Requirements: Below are the entries; count the lines in them that contain the word "dieselben" and give only the number.

◆ ◆ ◆ ◆ ◆

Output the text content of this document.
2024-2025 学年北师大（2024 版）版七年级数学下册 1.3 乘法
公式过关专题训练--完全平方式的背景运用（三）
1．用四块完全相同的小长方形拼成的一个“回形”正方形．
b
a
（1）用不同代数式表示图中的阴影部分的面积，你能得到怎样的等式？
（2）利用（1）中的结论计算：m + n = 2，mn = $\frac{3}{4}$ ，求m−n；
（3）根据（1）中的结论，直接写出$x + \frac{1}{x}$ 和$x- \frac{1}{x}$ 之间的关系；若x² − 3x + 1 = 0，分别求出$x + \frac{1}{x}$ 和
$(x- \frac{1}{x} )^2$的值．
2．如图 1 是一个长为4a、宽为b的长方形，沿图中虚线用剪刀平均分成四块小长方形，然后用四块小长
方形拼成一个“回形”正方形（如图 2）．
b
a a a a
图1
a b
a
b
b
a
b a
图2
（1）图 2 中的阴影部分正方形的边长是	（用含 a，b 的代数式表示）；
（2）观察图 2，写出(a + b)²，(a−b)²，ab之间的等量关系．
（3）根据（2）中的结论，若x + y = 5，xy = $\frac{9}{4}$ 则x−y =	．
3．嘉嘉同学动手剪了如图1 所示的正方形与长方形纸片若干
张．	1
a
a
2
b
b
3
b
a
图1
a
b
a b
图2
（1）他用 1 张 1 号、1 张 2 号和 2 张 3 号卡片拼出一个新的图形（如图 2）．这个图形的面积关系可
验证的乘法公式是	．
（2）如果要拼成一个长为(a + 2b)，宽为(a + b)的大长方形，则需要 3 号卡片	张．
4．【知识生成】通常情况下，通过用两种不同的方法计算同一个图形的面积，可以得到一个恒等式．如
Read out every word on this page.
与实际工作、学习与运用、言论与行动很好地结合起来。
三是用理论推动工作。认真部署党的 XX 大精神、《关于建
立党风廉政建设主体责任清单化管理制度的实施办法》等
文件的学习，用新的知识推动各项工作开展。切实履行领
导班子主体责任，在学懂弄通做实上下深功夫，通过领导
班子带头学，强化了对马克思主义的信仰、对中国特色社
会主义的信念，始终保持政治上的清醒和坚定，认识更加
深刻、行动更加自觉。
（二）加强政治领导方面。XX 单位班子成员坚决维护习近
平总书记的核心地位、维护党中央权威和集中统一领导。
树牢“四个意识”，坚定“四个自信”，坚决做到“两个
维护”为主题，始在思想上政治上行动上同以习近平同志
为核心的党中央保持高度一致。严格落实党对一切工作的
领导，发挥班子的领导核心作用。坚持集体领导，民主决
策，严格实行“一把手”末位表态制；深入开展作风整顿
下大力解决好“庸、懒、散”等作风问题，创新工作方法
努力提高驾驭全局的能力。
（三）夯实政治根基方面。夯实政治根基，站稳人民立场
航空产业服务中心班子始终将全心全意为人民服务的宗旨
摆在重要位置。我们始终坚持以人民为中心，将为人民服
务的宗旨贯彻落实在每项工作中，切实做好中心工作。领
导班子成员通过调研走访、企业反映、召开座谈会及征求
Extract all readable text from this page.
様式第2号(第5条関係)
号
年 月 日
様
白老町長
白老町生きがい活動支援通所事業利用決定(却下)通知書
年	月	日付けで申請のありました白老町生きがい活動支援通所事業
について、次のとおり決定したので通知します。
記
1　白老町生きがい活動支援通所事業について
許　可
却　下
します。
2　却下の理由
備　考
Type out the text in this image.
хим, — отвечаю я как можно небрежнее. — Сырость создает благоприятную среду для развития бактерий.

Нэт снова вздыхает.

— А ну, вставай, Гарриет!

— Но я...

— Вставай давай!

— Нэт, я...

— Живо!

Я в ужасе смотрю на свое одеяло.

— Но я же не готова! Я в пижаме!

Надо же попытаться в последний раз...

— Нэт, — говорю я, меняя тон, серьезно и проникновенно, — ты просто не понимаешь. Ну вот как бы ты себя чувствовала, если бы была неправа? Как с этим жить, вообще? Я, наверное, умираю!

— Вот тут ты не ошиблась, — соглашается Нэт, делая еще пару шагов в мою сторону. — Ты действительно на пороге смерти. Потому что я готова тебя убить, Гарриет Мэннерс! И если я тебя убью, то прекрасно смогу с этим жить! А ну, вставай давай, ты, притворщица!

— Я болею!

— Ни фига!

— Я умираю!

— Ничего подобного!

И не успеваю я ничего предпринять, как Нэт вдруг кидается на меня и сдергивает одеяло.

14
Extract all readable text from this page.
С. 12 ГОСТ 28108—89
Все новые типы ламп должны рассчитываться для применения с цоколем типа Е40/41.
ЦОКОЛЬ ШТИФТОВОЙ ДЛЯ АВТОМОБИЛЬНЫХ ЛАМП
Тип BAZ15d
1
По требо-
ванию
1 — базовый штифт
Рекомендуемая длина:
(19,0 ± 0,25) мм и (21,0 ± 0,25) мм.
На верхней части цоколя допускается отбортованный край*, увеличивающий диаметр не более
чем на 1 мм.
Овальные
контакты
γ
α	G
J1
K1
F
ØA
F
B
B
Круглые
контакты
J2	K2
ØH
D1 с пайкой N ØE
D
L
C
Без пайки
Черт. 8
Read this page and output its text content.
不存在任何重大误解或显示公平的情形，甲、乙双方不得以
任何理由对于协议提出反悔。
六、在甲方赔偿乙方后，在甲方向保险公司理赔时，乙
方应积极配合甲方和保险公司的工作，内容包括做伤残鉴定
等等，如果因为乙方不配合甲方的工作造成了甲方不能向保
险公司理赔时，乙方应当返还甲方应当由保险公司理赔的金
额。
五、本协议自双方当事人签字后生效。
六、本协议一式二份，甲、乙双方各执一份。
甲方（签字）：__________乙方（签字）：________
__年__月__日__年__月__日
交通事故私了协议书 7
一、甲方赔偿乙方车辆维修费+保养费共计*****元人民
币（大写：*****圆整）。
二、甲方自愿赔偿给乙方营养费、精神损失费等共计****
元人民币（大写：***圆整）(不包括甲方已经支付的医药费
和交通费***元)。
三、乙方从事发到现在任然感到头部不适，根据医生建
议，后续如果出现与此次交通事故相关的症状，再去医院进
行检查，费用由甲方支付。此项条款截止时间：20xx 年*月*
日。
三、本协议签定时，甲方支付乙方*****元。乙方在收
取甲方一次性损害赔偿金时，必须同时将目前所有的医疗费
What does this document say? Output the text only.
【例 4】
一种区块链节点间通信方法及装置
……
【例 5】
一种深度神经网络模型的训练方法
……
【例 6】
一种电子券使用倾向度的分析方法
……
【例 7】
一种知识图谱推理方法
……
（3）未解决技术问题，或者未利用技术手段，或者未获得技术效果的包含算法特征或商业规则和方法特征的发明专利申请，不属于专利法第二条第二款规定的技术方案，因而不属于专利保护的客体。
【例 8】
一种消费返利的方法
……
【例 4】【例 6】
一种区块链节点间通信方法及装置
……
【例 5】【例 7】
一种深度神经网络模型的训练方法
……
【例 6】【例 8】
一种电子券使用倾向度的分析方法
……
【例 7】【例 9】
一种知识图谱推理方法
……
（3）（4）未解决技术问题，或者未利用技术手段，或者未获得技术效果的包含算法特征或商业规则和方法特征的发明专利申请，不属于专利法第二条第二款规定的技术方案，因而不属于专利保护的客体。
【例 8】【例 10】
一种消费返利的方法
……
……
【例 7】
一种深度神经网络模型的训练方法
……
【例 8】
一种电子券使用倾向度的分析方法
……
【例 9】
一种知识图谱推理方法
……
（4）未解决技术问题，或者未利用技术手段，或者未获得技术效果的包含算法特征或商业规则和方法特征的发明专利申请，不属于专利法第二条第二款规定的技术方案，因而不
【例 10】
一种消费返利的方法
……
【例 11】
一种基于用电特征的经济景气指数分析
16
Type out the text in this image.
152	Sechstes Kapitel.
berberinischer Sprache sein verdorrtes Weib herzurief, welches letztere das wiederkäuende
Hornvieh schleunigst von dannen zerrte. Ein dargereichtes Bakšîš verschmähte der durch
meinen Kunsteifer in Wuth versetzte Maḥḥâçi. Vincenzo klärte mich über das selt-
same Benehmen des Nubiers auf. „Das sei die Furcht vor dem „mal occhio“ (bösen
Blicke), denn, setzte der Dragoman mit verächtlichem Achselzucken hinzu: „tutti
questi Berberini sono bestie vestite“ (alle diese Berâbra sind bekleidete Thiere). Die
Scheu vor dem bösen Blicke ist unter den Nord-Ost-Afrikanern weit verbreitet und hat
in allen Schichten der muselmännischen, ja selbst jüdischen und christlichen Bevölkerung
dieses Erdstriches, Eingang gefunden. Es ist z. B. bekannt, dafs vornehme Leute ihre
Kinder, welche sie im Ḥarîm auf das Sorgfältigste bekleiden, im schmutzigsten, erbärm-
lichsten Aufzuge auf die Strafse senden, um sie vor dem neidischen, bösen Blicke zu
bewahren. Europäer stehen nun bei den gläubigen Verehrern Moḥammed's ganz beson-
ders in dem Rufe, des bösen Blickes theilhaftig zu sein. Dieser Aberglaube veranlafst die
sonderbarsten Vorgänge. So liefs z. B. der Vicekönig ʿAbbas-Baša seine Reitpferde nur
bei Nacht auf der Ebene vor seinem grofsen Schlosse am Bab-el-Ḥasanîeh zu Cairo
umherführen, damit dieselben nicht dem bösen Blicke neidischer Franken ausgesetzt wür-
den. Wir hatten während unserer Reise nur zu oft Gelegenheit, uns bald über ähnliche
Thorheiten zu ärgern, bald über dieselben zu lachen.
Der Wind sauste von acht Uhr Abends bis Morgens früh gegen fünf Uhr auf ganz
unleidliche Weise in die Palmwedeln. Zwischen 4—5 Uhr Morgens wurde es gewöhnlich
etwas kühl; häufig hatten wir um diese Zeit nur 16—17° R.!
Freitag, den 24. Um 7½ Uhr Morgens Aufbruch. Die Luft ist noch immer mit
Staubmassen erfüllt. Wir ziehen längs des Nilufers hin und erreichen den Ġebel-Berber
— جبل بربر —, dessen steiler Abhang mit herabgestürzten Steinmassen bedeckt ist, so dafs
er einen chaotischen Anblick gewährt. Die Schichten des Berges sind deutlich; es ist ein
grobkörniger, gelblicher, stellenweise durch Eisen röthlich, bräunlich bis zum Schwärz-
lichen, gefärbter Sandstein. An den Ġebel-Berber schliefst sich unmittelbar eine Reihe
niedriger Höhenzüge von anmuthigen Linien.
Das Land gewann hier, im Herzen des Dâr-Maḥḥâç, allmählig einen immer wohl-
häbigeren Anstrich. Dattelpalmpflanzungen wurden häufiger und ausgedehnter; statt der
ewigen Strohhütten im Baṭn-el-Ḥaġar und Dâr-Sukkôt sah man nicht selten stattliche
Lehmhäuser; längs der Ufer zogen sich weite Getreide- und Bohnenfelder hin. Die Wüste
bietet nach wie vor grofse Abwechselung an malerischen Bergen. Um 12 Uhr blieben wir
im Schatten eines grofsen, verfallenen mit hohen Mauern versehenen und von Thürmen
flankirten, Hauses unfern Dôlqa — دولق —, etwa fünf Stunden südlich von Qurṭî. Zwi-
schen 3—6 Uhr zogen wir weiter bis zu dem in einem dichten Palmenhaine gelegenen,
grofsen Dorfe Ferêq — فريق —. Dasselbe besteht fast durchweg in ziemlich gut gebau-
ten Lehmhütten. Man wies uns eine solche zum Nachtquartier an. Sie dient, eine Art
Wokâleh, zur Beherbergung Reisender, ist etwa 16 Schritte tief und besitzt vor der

◆ ◆ ◆ ◆ ◆

Task answer: 2